Copy out all lines that carry the word "content".

### MATERIAL SUPPLIED

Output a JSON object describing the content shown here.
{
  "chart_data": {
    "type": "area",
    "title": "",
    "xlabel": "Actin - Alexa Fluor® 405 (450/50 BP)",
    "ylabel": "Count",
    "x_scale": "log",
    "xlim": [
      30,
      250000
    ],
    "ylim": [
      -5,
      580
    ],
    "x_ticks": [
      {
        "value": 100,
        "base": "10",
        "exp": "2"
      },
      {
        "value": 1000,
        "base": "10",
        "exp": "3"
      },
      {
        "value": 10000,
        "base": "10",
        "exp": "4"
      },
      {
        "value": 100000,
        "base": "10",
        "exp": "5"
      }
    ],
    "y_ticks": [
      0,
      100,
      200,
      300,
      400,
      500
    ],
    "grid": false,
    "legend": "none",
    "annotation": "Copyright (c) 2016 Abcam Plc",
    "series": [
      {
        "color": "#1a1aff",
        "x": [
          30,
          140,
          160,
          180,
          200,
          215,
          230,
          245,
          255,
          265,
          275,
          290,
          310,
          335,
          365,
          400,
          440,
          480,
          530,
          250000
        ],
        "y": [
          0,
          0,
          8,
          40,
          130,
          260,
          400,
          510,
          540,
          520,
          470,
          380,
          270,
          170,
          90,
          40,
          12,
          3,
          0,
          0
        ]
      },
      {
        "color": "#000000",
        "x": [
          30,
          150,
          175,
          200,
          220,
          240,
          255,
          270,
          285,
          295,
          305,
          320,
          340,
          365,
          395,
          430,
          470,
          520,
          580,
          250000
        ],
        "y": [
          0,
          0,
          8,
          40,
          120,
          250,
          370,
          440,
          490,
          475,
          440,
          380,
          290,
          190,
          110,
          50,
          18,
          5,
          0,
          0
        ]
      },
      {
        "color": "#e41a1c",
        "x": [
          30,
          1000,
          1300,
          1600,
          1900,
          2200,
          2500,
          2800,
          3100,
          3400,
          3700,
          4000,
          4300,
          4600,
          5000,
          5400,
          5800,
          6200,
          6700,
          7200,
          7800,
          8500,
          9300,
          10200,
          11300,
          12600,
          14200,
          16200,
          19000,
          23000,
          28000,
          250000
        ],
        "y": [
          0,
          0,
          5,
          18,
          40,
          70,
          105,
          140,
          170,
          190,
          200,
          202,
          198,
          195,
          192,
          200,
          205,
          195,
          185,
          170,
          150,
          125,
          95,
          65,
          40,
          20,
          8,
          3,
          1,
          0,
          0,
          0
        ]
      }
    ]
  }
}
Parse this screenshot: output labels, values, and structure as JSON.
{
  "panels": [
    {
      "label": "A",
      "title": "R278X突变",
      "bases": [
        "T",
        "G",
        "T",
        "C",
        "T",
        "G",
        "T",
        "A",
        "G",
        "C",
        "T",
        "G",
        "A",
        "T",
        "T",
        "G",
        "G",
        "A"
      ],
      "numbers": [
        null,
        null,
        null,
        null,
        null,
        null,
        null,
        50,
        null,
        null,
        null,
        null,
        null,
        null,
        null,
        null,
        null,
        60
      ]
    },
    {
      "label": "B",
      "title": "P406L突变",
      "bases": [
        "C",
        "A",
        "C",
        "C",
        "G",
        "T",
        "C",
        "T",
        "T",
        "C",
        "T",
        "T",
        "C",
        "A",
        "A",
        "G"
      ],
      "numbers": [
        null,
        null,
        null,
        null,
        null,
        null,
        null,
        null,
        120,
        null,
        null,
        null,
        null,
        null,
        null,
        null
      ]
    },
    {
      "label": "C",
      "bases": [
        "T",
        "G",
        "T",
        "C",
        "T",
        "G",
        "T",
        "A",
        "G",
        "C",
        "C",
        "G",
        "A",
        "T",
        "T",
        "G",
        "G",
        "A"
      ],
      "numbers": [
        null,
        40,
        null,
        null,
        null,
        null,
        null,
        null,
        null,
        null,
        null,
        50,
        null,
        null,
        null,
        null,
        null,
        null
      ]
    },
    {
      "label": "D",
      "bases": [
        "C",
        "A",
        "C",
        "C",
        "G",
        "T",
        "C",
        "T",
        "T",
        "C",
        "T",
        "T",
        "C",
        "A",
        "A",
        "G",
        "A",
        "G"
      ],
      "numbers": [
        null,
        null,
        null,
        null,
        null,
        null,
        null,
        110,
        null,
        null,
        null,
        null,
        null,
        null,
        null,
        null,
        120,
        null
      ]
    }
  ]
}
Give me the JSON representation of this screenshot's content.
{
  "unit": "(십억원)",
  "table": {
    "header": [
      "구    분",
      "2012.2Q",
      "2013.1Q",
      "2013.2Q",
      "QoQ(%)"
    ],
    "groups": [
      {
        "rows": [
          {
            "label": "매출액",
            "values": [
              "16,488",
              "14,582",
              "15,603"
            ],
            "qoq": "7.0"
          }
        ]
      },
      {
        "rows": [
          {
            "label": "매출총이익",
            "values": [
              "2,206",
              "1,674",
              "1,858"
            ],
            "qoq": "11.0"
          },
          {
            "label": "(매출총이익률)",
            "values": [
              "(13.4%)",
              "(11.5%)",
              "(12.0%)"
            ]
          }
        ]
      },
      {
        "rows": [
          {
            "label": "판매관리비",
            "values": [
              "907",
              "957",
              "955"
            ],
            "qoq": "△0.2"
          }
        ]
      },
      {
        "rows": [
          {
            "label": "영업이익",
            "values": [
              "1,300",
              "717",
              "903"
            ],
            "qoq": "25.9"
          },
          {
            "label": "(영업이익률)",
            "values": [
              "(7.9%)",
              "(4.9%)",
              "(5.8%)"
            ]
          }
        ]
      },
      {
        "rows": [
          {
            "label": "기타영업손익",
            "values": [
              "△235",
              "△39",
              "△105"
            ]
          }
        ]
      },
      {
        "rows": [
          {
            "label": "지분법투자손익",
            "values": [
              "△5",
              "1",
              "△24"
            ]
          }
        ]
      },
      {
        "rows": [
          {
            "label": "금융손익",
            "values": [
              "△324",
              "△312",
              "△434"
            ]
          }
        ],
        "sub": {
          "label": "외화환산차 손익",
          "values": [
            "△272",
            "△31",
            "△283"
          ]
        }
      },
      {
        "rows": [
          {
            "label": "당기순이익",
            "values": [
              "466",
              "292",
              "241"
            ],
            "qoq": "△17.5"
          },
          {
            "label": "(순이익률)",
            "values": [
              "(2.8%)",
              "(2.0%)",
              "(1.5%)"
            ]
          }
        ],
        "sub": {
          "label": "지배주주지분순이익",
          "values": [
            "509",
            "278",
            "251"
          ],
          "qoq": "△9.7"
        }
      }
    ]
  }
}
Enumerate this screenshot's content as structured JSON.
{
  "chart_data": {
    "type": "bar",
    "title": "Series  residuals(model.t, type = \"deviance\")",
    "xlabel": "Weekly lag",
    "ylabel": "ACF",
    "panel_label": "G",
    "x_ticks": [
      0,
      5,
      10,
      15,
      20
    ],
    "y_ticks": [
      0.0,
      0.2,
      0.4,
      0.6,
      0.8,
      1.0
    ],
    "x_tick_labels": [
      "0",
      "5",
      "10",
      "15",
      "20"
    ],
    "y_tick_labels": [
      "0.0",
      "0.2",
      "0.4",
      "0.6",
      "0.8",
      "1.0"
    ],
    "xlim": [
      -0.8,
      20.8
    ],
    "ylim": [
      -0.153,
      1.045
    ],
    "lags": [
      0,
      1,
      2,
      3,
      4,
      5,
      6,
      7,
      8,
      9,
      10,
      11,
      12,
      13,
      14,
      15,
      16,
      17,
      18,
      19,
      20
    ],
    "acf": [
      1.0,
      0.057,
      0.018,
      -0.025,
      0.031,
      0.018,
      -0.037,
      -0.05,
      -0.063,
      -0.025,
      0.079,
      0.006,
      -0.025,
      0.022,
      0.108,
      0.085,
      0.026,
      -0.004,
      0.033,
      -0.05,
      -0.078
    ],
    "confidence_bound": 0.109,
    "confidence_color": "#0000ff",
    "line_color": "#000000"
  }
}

######

» EXERCISE RESULT:
Output a JSON object describing the content shown here.
Give me the JSON representation of this screenshot's content.
Enumerate this screenshot's content as structured JSON.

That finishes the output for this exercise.